What the task requires: Copy out every record below with complete accuracy.

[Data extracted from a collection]
>> start

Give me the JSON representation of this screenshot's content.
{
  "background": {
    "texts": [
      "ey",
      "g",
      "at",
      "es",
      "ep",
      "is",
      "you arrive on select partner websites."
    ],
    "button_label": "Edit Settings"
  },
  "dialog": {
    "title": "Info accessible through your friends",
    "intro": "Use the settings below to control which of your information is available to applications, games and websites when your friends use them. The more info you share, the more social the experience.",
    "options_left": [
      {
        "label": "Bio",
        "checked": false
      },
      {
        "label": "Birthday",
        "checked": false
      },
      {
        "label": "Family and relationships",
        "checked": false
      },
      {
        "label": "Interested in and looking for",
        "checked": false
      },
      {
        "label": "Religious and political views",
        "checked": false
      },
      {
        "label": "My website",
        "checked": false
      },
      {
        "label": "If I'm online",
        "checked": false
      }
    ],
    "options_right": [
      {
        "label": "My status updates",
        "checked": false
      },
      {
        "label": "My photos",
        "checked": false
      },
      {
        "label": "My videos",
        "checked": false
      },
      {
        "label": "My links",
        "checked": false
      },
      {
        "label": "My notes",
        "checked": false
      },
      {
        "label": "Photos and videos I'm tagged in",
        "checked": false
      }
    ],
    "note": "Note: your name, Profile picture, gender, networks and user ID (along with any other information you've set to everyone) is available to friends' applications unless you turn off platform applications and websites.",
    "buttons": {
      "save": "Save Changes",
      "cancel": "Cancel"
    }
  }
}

>> end

Output of the task:
Give me the JSON representation of this screenshot's content.
{
  "background": {
    "texts": [
      "ey",
      "g",
      "at",
      "es",
      "ep",
      "is",
      "you arrive on select partner websites."
    ],
    "button_label": "Edit Settings"
  },
  "dialog": {
    "title": "Info accessible through your friends",
    "intro": "Use the settings below to control which of your information is available to applications, games and websites when your friends use them. The more info you share, the more social the experience.",
    "options_left": [
      {
        "label": "Bio",
        "checked": false
      },
      {
        "label": "Birthday",
        "checked": false
      },
      {
        "label": "Family and relationships",
        "checked": false
      },
      {
        "label": "Interested in and looking for",
        "checked": false
      },
      {
        "label": "Religious and political views",
        "checked": false
      },
      {
        "label": "My website",
        "checked": false
      },
      {
        "label": "If I'm online",
        "checked": false
      }
    ],
    "options_right": [
      {
        "label": "My status updates",
        "checked": false
      },
      {
        "label": "My photos",
        "checked": false
      },
      {
        "label": "My videos",
        "checked": false
      },
      {
        "label": "My links",
        "checked": false
      },
      {
        "label": "My notes",
        "checked": false
      },
      {
        "label": "Photos and videos I'm tagged in",
        "checked": false
      }
    ],
    "note": "Note: your name, Profile picture, gender, networks and user ID (along with any other information you've set to everyone) is available to friends' applications unless you turn off platform applications and websites.",
    "buttons": {
      "save": "Save Changes",
      "cancel": "Cancel"
    }
  }
}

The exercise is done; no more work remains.